[Begin Records for the exercise]

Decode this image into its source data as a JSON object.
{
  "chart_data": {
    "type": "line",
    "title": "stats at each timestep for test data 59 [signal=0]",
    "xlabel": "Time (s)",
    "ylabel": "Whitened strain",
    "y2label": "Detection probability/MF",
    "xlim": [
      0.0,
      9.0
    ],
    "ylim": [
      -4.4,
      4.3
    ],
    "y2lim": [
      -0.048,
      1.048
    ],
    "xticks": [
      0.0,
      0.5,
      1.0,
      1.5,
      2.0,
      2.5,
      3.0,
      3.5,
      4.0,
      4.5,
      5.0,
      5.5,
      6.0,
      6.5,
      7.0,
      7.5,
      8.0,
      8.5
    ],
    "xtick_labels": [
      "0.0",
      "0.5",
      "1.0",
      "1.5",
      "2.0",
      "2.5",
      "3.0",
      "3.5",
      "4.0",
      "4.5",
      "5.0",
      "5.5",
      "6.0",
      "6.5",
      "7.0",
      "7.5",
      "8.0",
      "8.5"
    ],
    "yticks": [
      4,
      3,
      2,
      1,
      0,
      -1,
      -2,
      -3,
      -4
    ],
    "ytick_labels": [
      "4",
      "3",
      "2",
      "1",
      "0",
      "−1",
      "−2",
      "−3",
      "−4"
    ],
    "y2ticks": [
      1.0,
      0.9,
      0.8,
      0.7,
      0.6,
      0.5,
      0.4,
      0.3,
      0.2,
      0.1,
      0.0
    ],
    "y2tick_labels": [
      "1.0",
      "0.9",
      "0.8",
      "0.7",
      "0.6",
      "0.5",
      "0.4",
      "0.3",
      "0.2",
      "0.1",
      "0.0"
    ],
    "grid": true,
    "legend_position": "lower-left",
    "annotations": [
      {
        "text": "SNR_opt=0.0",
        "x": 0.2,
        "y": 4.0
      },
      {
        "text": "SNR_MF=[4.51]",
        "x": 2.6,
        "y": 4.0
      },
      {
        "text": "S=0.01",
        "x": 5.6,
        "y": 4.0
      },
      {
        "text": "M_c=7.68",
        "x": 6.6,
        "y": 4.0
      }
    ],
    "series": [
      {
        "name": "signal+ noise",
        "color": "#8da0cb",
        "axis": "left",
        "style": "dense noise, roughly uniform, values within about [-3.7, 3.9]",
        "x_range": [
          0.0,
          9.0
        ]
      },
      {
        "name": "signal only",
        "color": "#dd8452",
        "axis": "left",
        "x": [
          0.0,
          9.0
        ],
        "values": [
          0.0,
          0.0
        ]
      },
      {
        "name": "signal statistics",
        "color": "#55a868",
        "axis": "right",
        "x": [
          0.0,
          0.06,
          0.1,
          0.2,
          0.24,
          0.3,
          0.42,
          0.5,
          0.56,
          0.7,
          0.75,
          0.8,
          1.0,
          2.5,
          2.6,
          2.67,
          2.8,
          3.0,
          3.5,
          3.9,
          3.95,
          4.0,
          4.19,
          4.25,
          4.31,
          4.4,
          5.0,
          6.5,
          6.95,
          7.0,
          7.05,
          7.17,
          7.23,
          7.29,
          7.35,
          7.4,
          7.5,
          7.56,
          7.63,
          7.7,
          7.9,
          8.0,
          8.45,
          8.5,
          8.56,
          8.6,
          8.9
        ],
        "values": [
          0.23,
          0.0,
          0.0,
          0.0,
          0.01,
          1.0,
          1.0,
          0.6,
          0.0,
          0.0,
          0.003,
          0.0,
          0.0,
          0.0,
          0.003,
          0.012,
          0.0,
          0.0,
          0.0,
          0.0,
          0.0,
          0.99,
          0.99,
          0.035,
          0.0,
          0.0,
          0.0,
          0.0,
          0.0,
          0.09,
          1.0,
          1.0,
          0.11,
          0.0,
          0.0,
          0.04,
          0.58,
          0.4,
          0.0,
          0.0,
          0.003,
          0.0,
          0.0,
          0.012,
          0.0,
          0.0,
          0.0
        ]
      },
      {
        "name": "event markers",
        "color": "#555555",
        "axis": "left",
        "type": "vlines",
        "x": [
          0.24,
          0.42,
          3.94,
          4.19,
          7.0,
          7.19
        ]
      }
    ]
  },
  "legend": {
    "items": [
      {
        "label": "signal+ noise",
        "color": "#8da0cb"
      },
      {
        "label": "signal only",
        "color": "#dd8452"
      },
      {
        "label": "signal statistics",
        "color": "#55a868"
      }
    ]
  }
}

[End Records for the exercise]

• Task directions: Select the lines that carry the string "statistics" and copy them.

• Result below:
        "name": "signal statistics",
        "label": "signal statistics",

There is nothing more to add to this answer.